Exercise materials.
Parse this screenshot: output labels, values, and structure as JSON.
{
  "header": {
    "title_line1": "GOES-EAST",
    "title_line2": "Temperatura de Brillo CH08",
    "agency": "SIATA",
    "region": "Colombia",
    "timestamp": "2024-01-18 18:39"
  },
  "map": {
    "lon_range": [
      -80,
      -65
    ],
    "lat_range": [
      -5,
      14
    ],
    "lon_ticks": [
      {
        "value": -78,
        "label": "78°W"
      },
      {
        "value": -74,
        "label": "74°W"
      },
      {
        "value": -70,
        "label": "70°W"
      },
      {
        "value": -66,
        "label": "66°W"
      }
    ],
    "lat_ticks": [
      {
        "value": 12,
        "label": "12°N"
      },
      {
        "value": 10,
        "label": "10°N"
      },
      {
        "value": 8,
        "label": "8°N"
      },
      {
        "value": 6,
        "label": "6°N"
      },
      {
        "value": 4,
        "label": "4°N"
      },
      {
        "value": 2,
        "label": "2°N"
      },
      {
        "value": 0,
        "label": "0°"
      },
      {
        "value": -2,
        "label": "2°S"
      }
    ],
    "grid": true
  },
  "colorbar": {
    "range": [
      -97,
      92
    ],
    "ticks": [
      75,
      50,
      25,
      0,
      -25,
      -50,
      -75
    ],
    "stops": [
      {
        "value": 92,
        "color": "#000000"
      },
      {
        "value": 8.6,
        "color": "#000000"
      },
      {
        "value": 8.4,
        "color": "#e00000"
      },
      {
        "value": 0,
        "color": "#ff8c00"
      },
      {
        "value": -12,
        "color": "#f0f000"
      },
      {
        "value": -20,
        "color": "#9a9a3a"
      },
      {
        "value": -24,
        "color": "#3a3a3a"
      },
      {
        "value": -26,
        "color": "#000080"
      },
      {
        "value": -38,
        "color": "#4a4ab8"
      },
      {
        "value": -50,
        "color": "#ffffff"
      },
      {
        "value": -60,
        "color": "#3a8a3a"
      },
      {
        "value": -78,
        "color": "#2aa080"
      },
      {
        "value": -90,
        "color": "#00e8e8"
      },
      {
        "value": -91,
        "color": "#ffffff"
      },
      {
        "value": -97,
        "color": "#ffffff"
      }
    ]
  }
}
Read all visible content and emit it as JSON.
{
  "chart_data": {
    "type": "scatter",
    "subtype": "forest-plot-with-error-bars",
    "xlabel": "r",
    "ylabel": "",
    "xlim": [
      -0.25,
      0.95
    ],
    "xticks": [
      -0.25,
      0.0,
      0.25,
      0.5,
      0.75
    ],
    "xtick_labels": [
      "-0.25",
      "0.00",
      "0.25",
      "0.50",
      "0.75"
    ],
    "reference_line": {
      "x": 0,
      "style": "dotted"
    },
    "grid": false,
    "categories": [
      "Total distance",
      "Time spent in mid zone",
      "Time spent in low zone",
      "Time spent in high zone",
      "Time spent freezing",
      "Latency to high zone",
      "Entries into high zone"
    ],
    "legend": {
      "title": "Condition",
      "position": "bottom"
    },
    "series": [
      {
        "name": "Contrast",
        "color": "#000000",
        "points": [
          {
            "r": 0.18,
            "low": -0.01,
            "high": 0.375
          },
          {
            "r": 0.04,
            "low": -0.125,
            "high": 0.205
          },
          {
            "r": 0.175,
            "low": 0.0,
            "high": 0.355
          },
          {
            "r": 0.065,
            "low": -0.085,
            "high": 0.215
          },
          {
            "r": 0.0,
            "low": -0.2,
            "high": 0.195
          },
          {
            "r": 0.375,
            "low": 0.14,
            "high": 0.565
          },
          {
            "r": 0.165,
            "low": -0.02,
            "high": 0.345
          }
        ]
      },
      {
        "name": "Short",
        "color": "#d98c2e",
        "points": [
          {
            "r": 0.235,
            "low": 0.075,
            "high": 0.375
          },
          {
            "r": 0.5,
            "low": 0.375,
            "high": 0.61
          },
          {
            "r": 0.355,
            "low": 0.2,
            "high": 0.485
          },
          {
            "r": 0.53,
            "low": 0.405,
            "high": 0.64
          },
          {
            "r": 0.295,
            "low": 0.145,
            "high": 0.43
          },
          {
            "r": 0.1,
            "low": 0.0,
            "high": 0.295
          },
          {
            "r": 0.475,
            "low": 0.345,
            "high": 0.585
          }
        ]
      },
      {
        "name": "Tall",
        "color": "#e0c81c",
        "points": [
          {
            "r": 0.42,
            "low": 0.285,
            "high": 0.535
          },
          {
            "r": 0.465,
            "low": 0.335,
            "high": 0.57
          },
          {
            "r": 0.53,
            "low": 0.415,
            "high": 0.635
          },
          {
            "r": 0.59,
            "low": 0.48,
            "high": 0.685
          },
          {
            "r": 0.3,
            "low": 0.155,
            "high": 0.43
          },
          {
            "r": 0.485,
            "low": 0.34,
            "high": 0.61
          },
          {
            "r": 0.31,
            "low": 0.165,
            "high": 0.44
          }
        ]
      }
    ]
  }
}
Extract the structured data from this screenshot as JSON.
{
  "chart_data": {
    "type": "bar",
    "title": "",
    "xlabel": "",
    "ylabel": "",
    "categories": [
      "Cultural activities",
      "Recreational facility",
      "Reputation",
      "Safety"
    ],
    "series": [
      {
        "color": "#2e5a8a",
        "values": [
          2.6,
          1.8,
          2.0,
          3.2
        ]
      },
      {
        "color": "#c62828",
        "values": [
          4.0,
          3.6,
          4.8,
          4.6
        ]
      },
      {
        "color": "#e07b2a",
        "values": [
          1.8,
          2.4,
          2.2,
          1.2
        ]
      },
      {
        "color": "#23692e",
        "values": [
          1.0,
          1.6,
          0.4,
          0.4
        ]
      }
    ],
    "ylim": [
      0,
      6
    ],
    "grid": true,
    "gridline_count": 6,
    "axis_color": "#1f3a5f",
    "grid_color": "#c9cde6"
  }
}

Written problem. Repeat the data verbatim.

Complete output.
Parse this screenshot: output labels, values, and structure as JSON.
{
  "header": {
    "title_line1": "GOES-EAST",
    "title_line2": "Temperatura de Brillo CH08",
    "agency": "SIATA",
    "region": "Colombia",
    "timestamp": "2024-01-18 18:39"
  },
  "map": {
    "lon_range": [
      -80,
      -65
    ],
    "lat_range": [
      -5,
      14
    ],
    "lon_ticks": [
      {
        "value": -78,
        "label": "78°W"
      },
      {
        "value": -74,
        "label": "74°W"
      },
      {
        "value": -70,
        "label": "70°W"
      },
      {
        "value": -66,
        "label": "66°W"
      }
    ],
    "lat_ticks": [
      {
        "value": 12,
        "label": "12°N"
      },
      {
        "value": 10,
        "label": "10°N"
      },
      {
        "value": 8,
        "label": "8°N"
      },
      {
        "value": 6,
        "label": "6°N"
      },
      {
        "value": 4,
        "label": "4°N"
      },
      {
        "value": 2,
        "label": "2°N"
      },
      {
        "value": 0,
        "label": "0°"
      },
      {
        "value": -2,
        "label": "2°S"
      }
    ],
    "grid": true
  },
  "colorbar": {
    "range": [
      -97,
      92
    ],
    "ticks": [
      75,
      50,
      25,
      0,
      -25,
      -50,
      -75
    ],
    "stops": [
      {
        "value": 92,
        "color": "#000000"
      },
      {
        "value": 8.6,
        "color": "#000000"
      },
      {
        "value": 8.4,
        "color": "#e00000"
      },
      {
        "value": 0,
        "color": "#ff8c00"
      },
      {
        "value": -12,
        "color": "#f0f000"
      },
      {
        "value": -20,
        "color": "#9a9a3a"
      },
      {
        "value": -24,
        "color": "#3a3a3a"
      },
      {
        "value": -26,
        "color": "#000080"
      },
      {
        "value": -38,
        "color": "#4a4ab8"
      },
      {
        "value": -50,
        "color": "#ffffff"
      },
      {
        "value": -60,
        "color": "#3a8a3a"
      },
      {
        "value": -78,
        "color": "#2aa080"
      },
      {
        "value": -90,
        "color": "#00e8e8"
      },
      {
        "value": -91,
        "color": "#ffffff"
      },
      {
        "value": -97,
        "color": "#ffffff"
      }
    ]
  }
}
Read all visible content and emit it as JSON.
{
  "chart_data": {
    "type": "scatter",
    "subtype": "forest-plot-with-error-bars",
    "xlabel": "r",
    "ylabel": "",
    "xlim": [
      -0.25,
      0.95
    ],
    "xticks": [
      -0.25,
      0.0,
      0.25,
      0.5,
      0.75
    ],
    "xtick_labels": [
      "-0.25",
      "0.00",
      "0.25",
      "0.50",
      "0.75"
    ],
    "reference_line": {
      "x": 0,
      "style": "dotted"
    },
    "grid": false,
    "categories": [
      "Total distance",
      "Time spent in mid zone",
      "Time spent in low zone",
      "Time spent in high zone",
      "Time spent freezing",
      "Latency to high zone",
      "Entries into high zone"
    ],
    "legend": {
      "title": "Condition",
      "position": "bottom"
    },
    "series": [
      {
        "name": "Contrast",
        "color": "#000000",
        "points": [
          {
            "r": 0.18,
            "low": -0.01,
            "high": 0.375
          },
          {
            "r": 0.04,
            "low": -0.125,
            "high": 0.205
          },
          {
            "r": 0.175,
            "low": 0.0,
            "high": 0.355
          },
          {
            "r": 0.065,
            "low": -0.085,
            "high": 0.215
          },
          {
            "r": 0.0,
            "low": -0.2,
            "high": 0.195
          },
          {
            "r": 0.375,
            "low": 0.14,
            "high": 0.565
          },
          {
            "r": 0.165,
            "low": -0.02,
            "high": 0.345
          }
        ]
      },
      {
        "name": "Short",
        "color": "#d98c2e",
        "points": [
          {
            "r": 0.235,
            "low": 0.075,
            "high": 0.375
          },
          {
            "r": 0.5,
            "low": 0.375,
            "high": 0.61
          },
          {
            "r": 0.355,
            "low": 0.2,
            "high": 0.485
          },
          {
            "r": 0.53,
            "low": 0.405,
            "high": 0.64
          },
          {
            "r": 0.295,
            "low": 0.145,
            "high": 0.43
          },
          {
            "r": 0.1,
            "low": 0.0,
            "high": 0.295
          },
          {
            "r": 0.475,
            "low": 0.345,
            "high": 0.585
          }
        ]
      },
      {
        "name": "Tall",
        "color": "#e0c81c",
        "points": [
          {
            "r": 0.42,
            "low": 0.285,
            "high": 0.535
          },
          {
            "r": 0.465,
            "low": 0.335,
            "high": 0.57
          },
          {
            "r": 0.53,
            "low": 0.415,
            "high": 0.635
          },
          {
            "r": 0.59,
            "low": 0.48,
            "high": 0.685
          },
          {
            "r": 0.3,
            "low": 0.155,
            "high": 0.43
          },
          {
            "r": 0.485,
            "low": 0.34,
            "high": 0.61
          },
          {
            "r": 0.31,
            "low": 0.165,
            "high": 0.44
          }
        ]
      }
    ]
  }
}
Extract the structured data from this screenshot as JSON.
{
  "chart_data": {
    "type": "bar",
    "title": "",
    "xlabel": "",
    "ylabel": "",
    "categories": [
      "Cultural activities",
      "Recreational facility",
      "Reputation",
      "Safety"
    ],
    "series": [
      {
        "color": "#2e5a8a",
        "values": [
          2.6,
          1.8,
          2.0,
          3.2
        ]
      },
      {
        "color": "#c62828",
        "values": [
          4.0,
          3.6,
          4.8,
          4.6
        ]
      },
      {
        "color": "#e07b2a",
        "values": [
          1.8,
          2.4,
          2.2,
          1.2
        ]
      },
      {
        "color": "#23692e",
        "values": [
          1.0,
          1.6,
          0.4,
          0.4
        ]
      }
    ],
    "ylim": [
      0,
      6
    ],
    "grid": true,
    "gridline_count": 6,
    "axis_color": "#1f3a5f",
    "grid_color": "#c9cde6"
  }
}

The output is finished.